Reproduce each line from the records that holds "государственных".
Start of Given entries
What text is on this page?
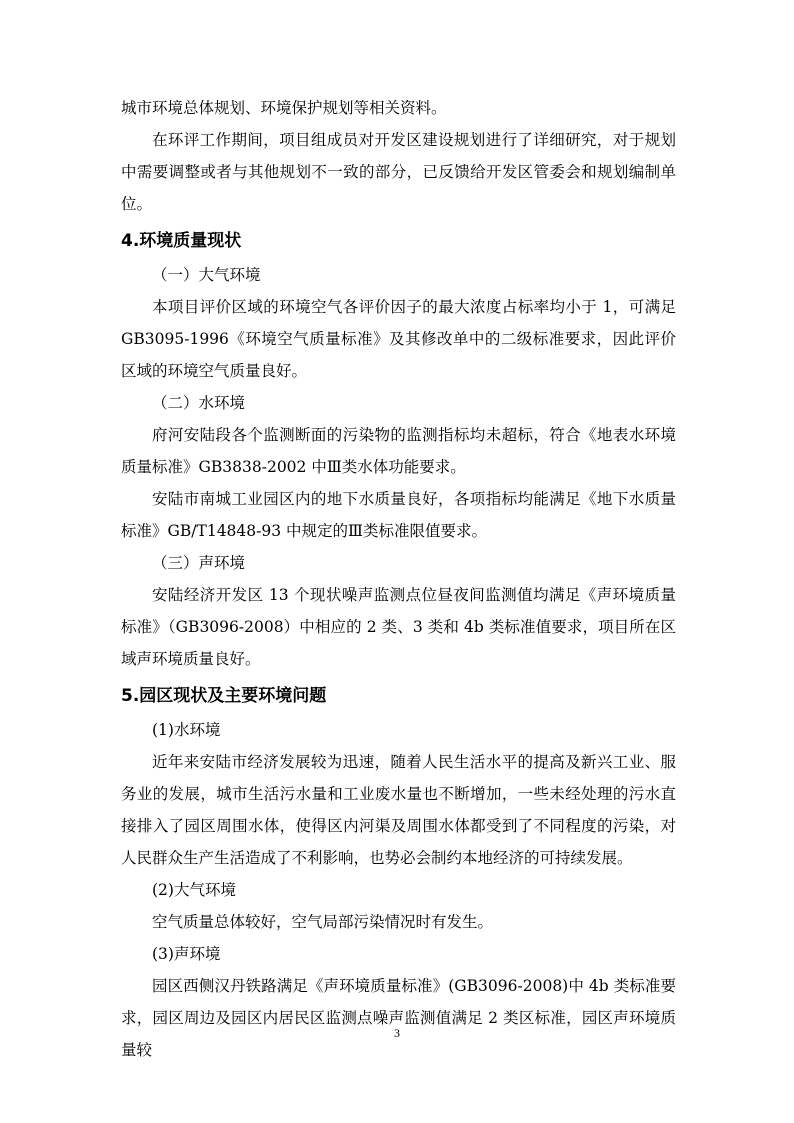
城市环境总体规划、环境保护规划等相关资料。

在环评工作期间，项目组成员对开发区建设规划进行了详细研究，对于规划中需要调整或者与其他规划不一致的部分，已反馈给开发区管委会和规划编制单位。

4.环境质量现状

（一）大气环境

本项目评价区域的环境空气各评价因子的最大浓度占标率均小于 1，可满足GB3095-1996《环境空气质量标准》及其修改单中的二级标准要求，因此评价区域的环境空气质量良好。

（二）水环境

府河安陆段各个监测断面的污染物的监测指标均未超标，符合《地表水环境质量标准》GB3838-2002 中Ⅲ类水体功能要求。

安陆市南城工业园区内的地下水质量良好，各项指标均能满足《地下水质量标准》GB/T14848-93 中规定的Ⅲ类标准限值要求。

（三）声环境

安陆经济开发区 13 个现状噪声监测点位昼夜间监测值均满足《声环境质量标准》（GB3096-2008）中相应的 2 类、3 类和 4b 类标准值要求，项目所在区域声环境质量良好。

5.园区现状及主要环境问题

(1)水环境

近年来安陆市经济发展较为迅速，随着人民生活水平的提高及新兴工业、服务业的发展，城市生活污水量和工业废水量也不断增加，一些未经处理的污水直接排入了园区周围水体，使得区内河渠及周围水体都受到了不同程度的污染，对人民群众生产生活造成了不利影响，也势必会制约本地经济的可持续发展。

(2)大气环境

空气质量总体较好，空气局部污染情况时有发生。

(3)声环境

园区西侧汉丹铁路满足《声环境质量标准》(GB3096-2008)中 4b 类标准要求，园区周边及园区内居民区监测点噪声监测值满足 2 类区标准，园区声环境质量较

3
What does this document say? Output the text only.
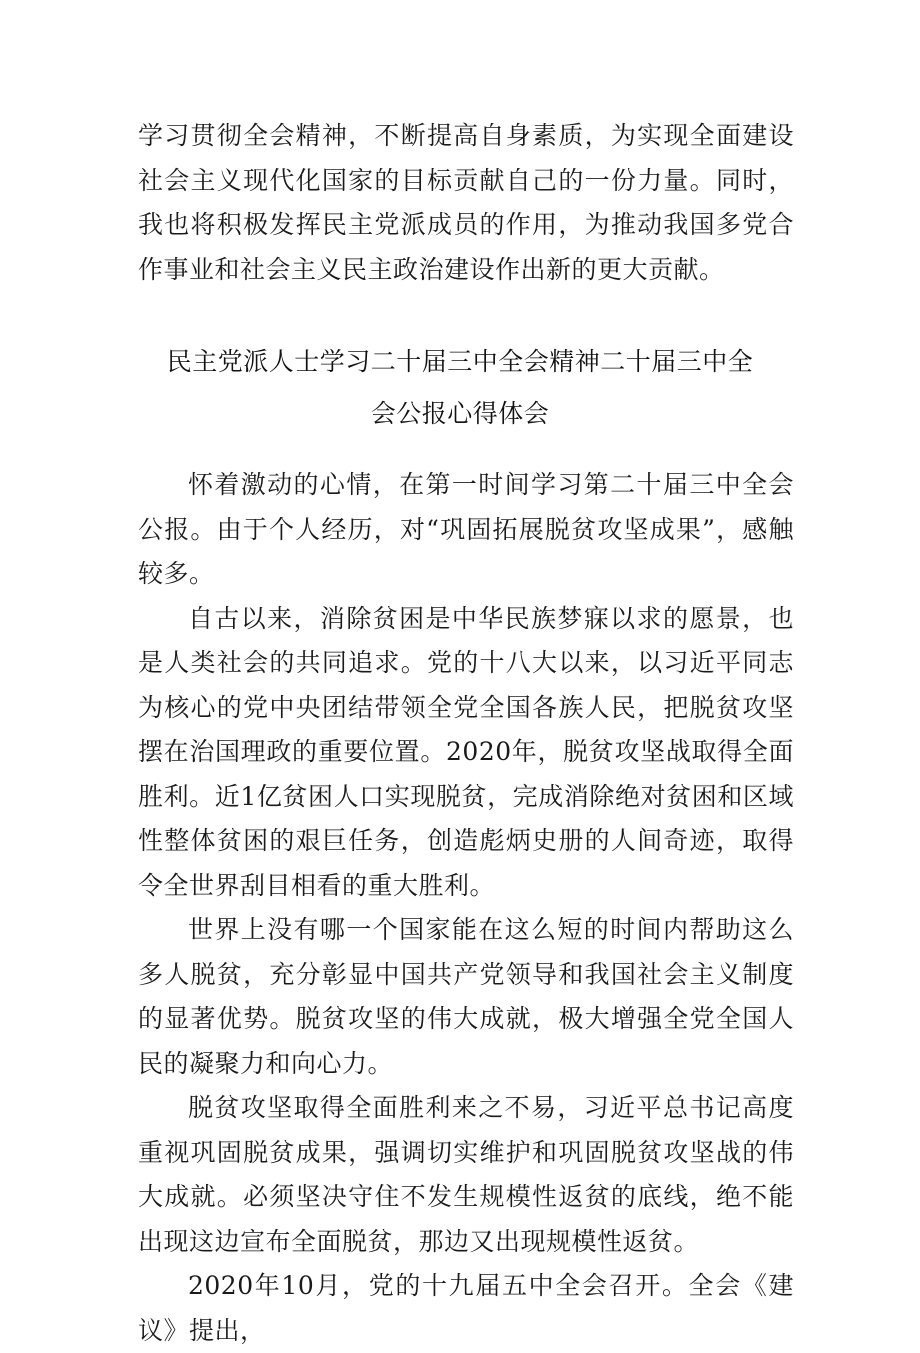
学习贯彻全会精神，不断提高自身素质，为实现全面建设社会主义现代化国家的目标贡献自己的一份力量。同时，我也将积极发挥民主党派成员的作用，为推动我国多党合作事业和社会主义民主政治建设作出新的更大贡献。

民主党派人士学习二十届三中全会精神二十届三中全
会公报心得体会

怀着激动的心情，在第一时间学习第二十届三中全会公报。由于个人经历，对“巩固拓展脱贫攻坚成果”，感触较多。

自古以来，消除贫困是中华民族梦寐以求的愿景，也是人类社会的共同追求。党的十八大以来，以习近平同志为核心的党中央团结带领全党全国各族人民，把脱贫攻坚摆在治国理政的重要位置。2020年，脱贫攻坚战取得全面胜利。近1亿贫困人口实现脱贫，完成消除绝对贫困和区域性整体贫困的艰巨任务，创造彪炳史册的人间奇迹，取得令全世界刮目相看的重大胜利。

世界上没有哪一个国家能在这么短的时间内帮助这么多人脱贫，充分彰显中国共产党领导和我国社会主义制度的显著优势。脱贫攻坚的伟大成就，极大增强全党全国人民的凝聚力和向心力。

脱贫攻坚取得全面胜利来之不易，习近平总书记高度重视巩固脱贫成果，强调切实维护和巩固脱贫攻坚战的伟大成就。必须坚决守住不发生规模性返贫的底线，绝不能出现这边宣布全面脱贫，那边又出现规模性返贫。

2020年10月，党的十九届五中全会召开。全会《建议》提出，
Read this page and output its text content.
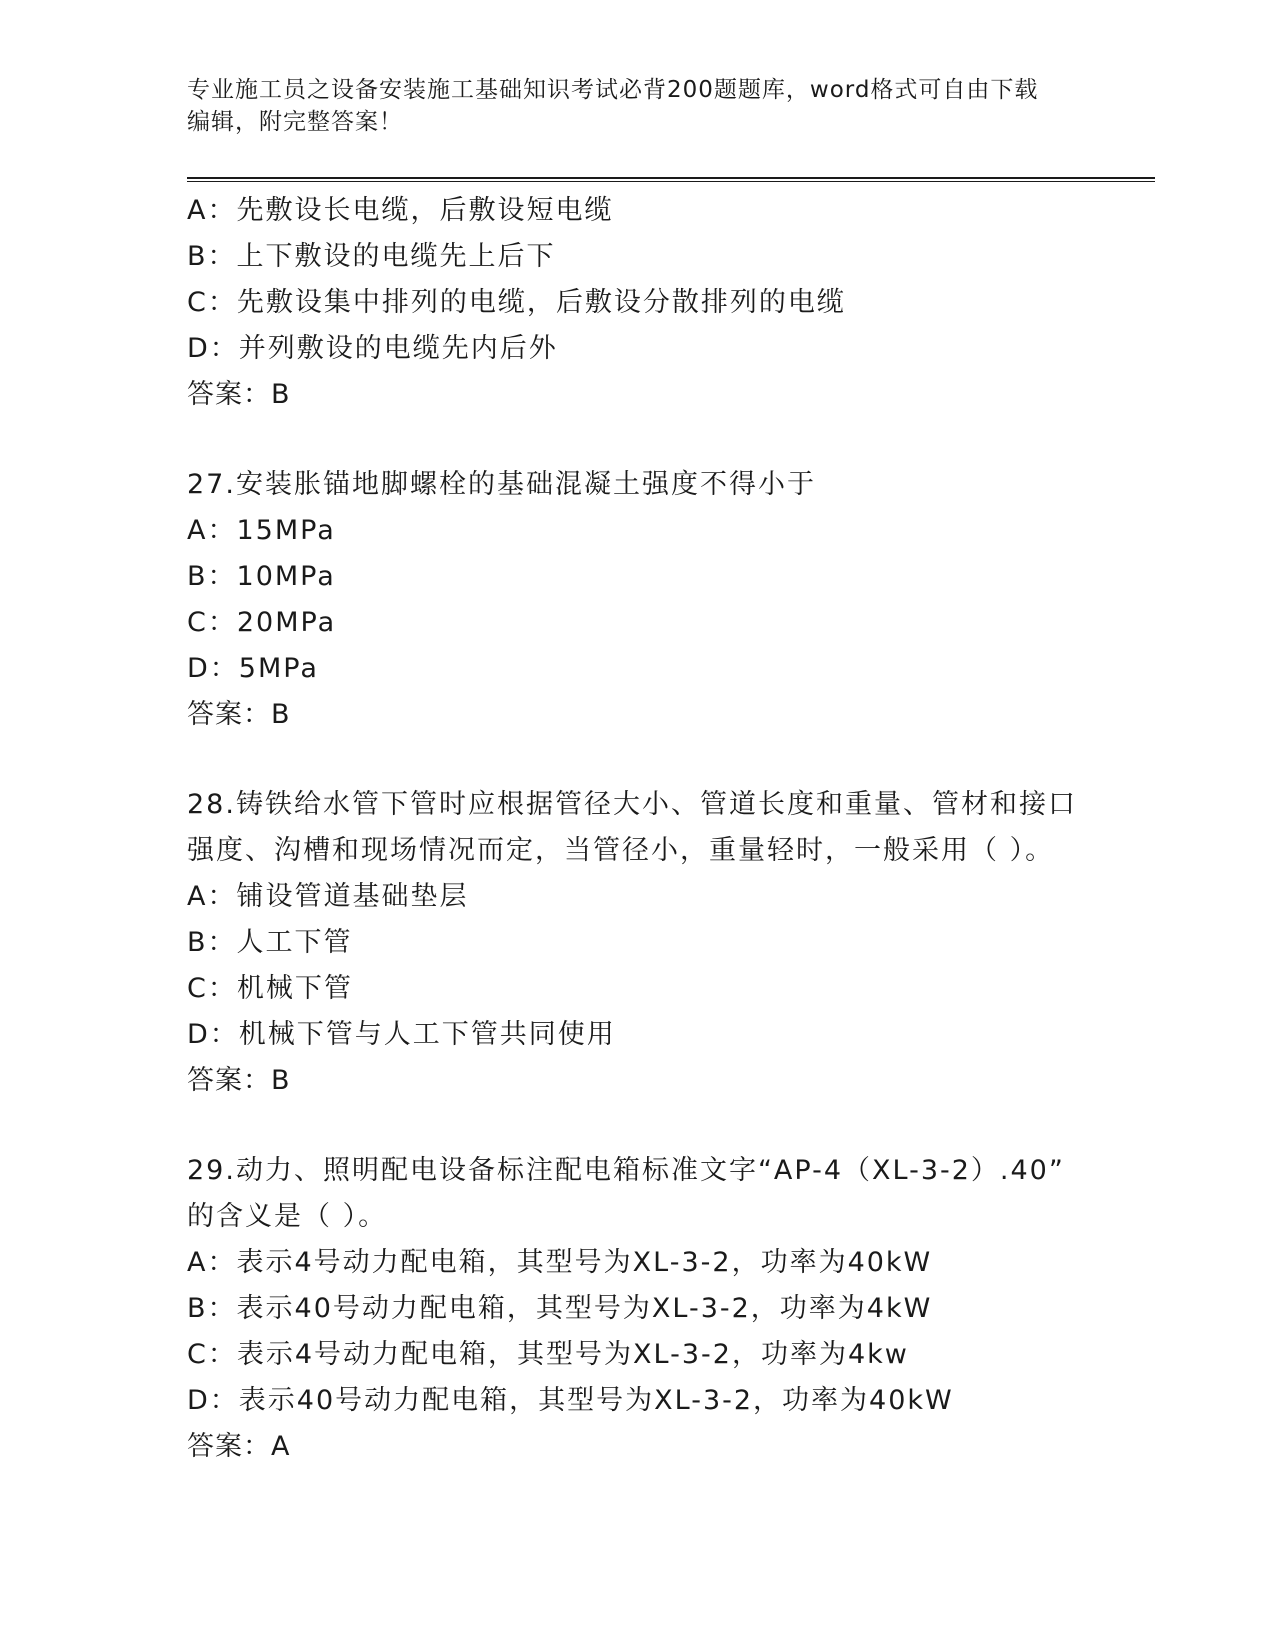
专业施工员之设备安装施工基础知识考试必背200题题库，word格式可自由下载
编辑，附完整答案！
A：先敷设长电缆，后敷设短电缆
B：上下敷设的电缆先上后下
C：先敷设集中排列的电缆，后敷设分散排列的电缆
D：并列敷设的电缆先内后外
答案：B
27.安装胀锚地脚螺栓的基础混凝土强度不得小于
A：15MPa
B：10MPa
C：20MPa
D：5MPa
答案：B
28.铸铁给水管下管时应根据管径大小、管道长度和重量、管材和接口
强度、沟槽和现场情况而定，当管径小，重量轻时，一般采用（ ）。
A：铺设管道基础垫层
B：人工下管
C：机械下管
D：机械下管与人工下管共同使用
答案：B
29.动力、照明配电设备标注配电箱标准文字“AP-4（XL-3-2）.40”
的含义是（ ）。
A：表示4号动力配电箱，其型号为XL-3-2，功率为40kW
B：表示40号动力配电箱，其型号为XL-3-2，功率为4kW
C：表示4号动力配电箱，其型号为XL-3-2，功率为4kw
D：表示40号动力配电箱，其型号为XL-3-2，功率为40kW
答案：A
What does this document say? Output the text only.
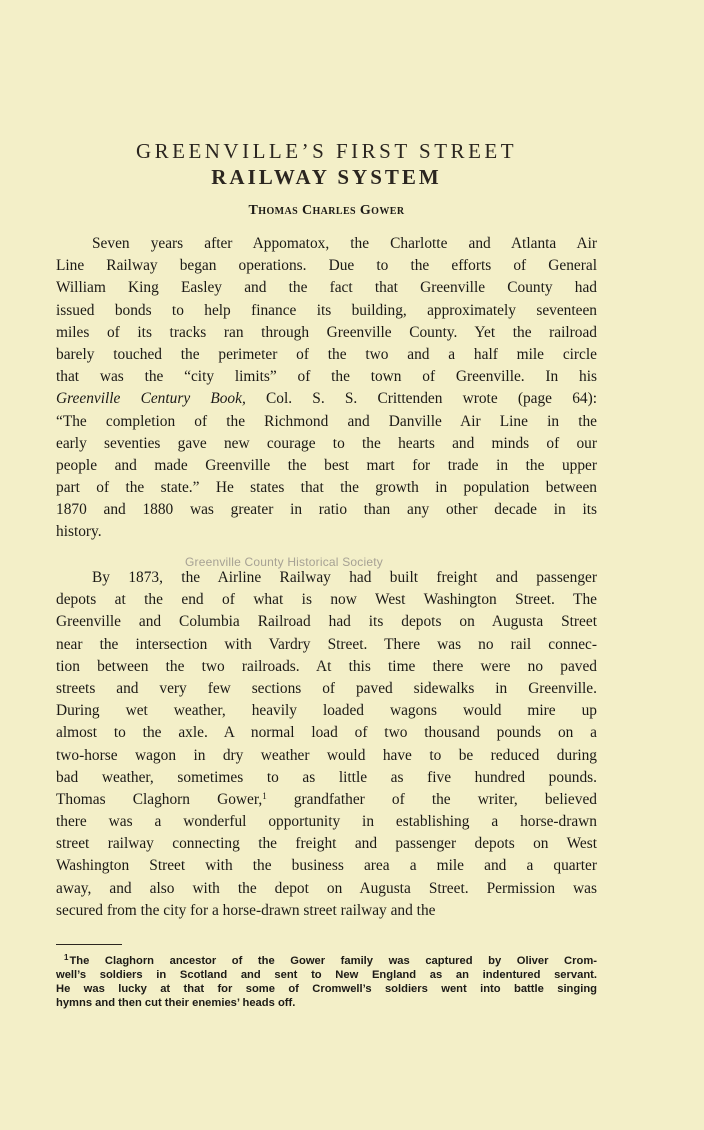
GREENVILLE’S FIRST STREET
RAILWAY SYSTEM
Thomas Charles Gower
Seven years after Appomatox, the Charlotte and Atlanta Air
Line Railway began operations. Due to the efforts of General
William King Easley and the fact that Greenville County had
issued bonds to help finance its building, approximately seventeen
miles of its tracks ran through Greenville County. Yet the railroad
barely touched the perimeter of the two and a half mile circle
that was the “city limits” of the town of Greenville. In his
Greenville Century Book, Col. S. S. Crittenden wrote (page 64):
“The completion of the Richmond and Danville Air Line in the
early seventies gave new courage to the hearts and minds of our
people and made Greenville the best mart for trade in the upper
part of the state.” He states that the growth in population between
1870 and 1880 was greater in ratio than any other decade in its
history.
By 1873, the Airline Railway had built freight and passenger
depots at the end of what is now West Washington Street. The
Greenville and Columbia Railroad had its depots on Augusta Street
near the intersection with Vardry Street. There was no rail connec-
tion between the two railroads. At this time there were no paved
streets and very few sections of paved sidewalks in Greenville.
During wet weather, heavily loaded wagons would mire up
almost to the axle. A normal load of two thousand pounds on a
two-horse wagon in dry weather would have to be reduced during
bad weather, sometimes to as little as five hundred pounds.
Thomas Claghorn Gower,$^1$ grandfather of the writer, believed
there was a wonderful opportunity in establishing a horse-drawn
street railway connecting the freight and passenger depots on West
Washington Street with the business area a mile and a quarter
away, and also with the depot on Augusta Street. Permission was
secured from the city for a horse-drawn street railway and the
$^1$The Claghorn ancestor of the Gower family was captured by Oliver Crom-
well’s soldiers in Scotland and sent to New England as an indentured servant.
He was lucky at that for some of Cromwell’s soldiers went into battle singing
hymns and then cut their enemies’ heads off.
Greenville County Historical Society
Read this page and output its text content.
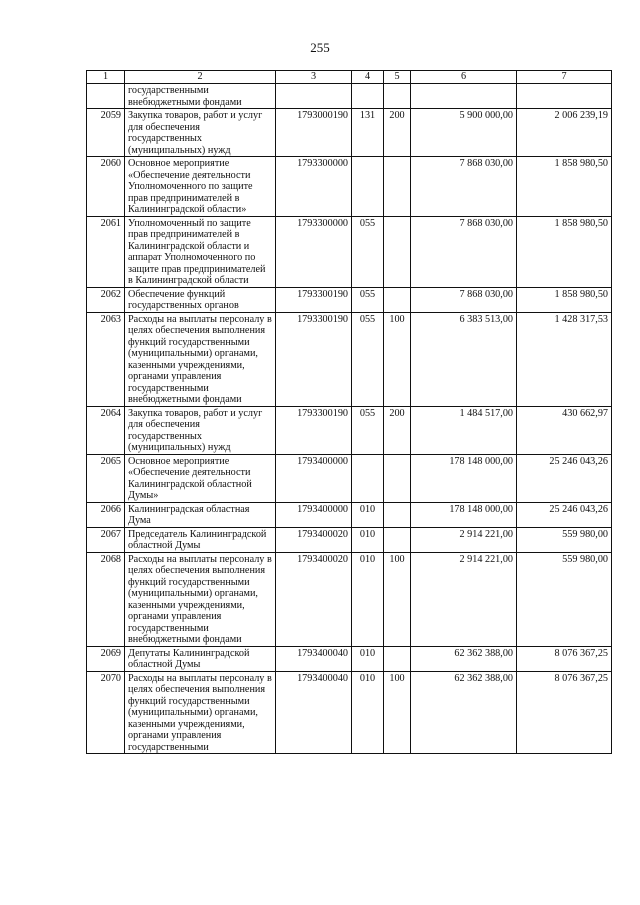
255
1	2	3	4	5	6	7
	государственными внебюджетными фондами					
2059	Закупка товаров, работ и услуг для обеспечения государственных (муниципальных) нужд	1793000190	131	200	5 900 000,00	2 006 239,19
2060	Основное мероприятие «Обеспечение деятельности Уполномоченного по защите прав предпринимателей в Калининградской области»	1793300000			7 868 030,00	1 858 980,50
2061	Уполномоченный по защите прав предпринимателей в Калининградской области и аппарат Уполномоченного по защите прав предпринимателей в Калининградской области	1793300000	055		7 868 030,00	1 858 980,50
2062	Обеспечение функций государственных органов	1793300190	055		7 868 030,00	1 858 980,50
2063	Расходы на выплаты персоналу в целях обеспечения выполнения функций государственными (муниципальными) органами, казенными учреждениями, органами управления государственными внебюджетными фондами	1793300190	055	100	6 383 513,00	1 428 317,53
2064	Закупка товаров, работ и услуг для обеспечения государственных (муниципальных) нужд	1793300190	055	200	1 484 517,00	430 662,97
2065	Основное мероприятие «Обеспечение деятельности Калининградской областной Думы»	1793400000			178 148 000,00	25 246 043,26
2066	Калининградская областная Дума	1793400000	010		178 148 000,00	25 246 043,26
2067	Председатель Калининградской областной Думы	1793400020	010		2 914 221,00	559 980,00
2068	Расходы на выплаты персоналу в целях обеспечения выполнения функций государственными (муниципальными) органами, казенными учреждениями, органами управления государственными внебюджетными фондами	1793400020	010	100	2 914 221,00	559 980,00
2069	Депутаты Калининградской областной Думы	1793400040	010		62 362 388,00	8 076 367,25
2070	Расходы на выплаты персоналу в целях обеспечения выполнения функций государственными (муниципальными) органами, казенными учреждениями, органами управления государственными	1793400040	010	100	62 362 388,00	8 076 367,25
End of Given entries
● **Solution for this task**:
2059	Закупка товаров, работ и услуг для обеспечения государственных (муниципальных) нужд	1793000190	131	200	5 900 000,00	2 006 239,19
2062	Обеспечение функций государственных органов	1793300190	055		7 868 030,00	1 858 980,50
2064	Закупка товаров, работ и услуг для обеспечения государственных (муниципальных) нужд	1793300190	055	200	1 484 517,00	430 662,97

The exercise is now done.